%%
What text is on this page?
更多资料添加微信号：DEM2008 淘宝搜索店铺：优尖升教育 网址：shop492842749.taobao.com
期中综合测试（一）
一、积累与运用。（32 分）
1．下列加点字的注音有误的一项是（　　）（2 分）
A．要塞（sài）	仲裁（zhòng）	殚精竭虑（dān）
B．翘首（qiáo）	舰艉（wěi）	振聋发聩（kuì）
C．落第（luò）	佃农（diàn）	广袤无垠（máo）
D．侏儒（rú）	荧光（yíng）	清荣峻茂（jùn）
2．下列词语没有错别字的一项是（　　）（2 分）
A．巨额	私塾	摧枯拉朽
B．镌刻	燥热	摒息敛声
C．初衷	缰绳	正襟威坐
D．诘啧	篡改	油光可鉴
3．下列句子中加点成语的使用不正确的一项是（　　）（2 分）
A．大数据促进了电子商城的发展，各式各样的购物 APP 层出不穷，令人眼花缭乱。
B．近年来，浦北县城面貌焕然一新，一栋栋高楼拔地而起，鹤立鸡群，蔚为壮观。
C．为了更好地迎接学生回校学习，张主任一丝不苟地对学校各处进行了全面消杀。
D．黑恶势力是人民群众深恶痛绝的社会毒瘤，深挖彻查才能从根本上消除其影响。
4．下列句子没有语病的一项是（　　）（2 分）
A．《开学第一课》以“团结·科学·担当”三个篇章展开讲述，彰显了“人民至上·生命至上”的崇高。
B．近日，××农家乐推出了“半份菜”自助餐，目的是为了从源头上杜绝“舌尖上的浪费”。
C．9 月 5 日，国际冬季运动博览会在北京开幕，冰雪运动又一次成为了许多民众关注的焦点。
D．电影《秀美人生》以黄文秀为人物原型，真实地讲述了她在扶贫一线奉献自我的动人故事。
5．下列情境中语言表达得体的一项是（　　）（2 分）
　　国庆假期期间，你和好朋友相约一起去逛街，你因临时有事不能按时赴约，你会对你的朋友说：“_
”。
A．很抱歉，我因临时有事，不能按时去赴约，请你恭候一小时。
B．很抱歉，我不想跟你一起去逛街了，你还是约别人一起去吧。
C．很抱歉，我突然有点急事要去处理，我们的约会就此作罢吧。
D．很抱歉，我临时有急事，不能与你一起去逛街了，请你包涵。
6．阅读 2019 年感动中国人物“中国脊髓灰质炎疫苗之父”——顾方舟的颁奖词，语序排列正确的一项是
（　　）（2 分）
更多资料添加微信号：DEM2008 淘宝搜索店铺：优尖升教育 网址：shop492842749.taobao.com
%%
%%
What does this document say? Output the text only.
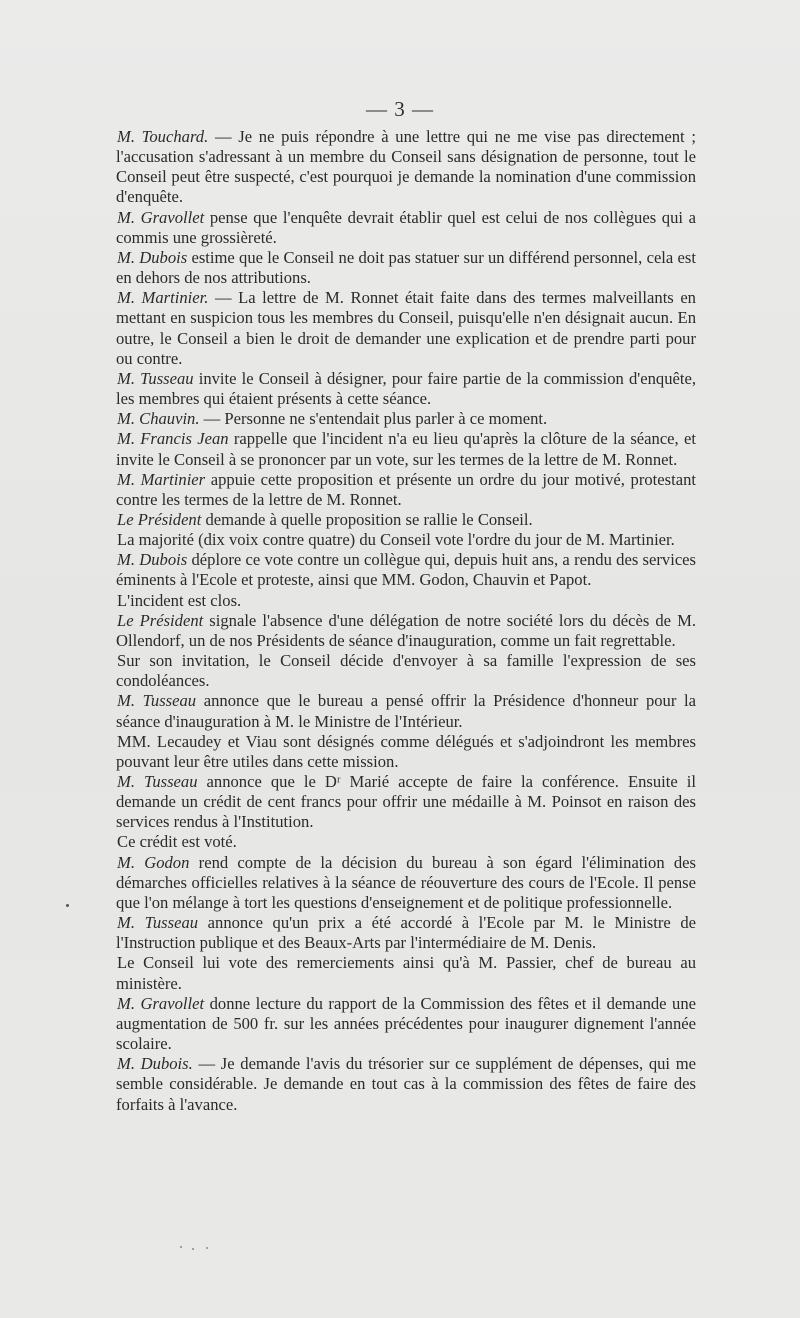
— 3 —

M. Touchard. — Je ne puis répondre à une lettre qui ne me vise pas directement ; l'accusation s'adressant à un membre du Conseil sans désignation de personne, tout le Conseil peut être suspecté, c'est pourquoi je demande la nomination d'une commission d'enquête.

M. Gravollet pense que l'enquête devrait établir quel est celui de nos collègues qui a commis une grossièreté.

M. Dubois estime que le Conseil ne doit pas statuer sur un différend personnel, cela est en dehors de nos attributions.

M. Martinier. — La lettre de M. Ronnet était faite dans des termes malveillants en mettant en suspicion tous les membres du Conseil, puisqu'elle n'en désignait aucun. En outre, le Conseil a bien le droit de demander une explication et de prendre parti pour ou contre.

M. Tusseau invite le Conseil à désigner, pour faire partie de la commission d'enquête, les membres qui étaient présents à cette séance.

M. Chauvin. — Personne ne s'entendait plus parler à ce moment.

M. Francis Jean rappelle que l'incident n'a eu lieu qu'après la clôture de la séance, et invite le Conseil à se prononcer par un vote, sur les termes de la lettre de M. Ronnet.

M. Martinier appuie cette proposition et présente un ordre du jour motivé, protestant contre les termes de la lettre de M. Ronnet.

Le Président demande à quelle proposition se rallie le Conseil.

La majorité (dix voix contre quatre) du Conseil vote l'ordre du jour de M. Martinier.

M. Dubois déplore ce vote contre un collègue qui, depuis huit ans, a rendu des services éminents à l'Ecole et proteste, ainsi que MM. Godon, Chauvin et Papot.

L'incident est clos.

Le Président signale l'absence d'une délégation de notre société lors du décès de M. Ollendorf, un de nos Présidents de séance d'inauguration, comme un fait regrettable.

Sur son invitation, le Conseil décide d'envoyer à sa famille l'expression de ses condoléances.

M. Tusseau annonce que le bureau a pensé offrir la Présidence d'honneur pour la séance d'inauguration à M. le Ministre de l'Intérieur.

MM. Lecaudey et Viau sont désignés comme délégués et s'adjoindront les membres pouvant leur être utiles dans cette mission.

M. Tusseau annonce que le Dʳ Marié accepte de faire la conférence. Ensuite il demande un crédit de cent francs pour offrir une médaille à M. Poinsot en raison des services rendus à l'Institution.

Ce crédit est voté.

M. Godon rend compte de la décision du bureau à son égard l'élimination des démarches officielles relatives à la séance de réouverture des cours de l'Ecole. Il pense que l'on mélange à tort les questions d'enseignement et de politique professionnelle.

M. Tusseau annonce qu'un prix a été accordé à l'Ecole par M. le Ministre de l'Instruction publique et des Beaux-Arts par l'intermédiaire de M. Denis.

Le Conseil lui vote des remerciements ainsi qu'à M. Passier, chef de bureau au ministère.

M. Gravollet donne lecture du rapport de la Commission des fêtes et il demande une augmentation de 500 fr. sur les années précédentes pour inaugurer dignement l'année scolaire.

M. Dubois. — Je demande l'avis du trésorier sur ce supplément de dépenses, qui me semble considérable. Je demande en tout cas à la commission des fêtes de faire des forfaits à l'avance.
%%
WHAT IS BEING ASKED
From the entries, report each line that includes the word "cette".

COMPLETED TASK
M. Tusseau invite le Conseil à désigner, pour faire partie de la commission d'enquête, les membres qui étaient présents à cette séance.
M. Martinier appuie cette proposition et présente un ordre du jour motivé, protestant contre les termes de la lettre de M. Ronnet.
MM. Lecaudey et Viau sont désignés comme délégués et s'adjoindront les membres pouvant leur être utiles dans cette mission.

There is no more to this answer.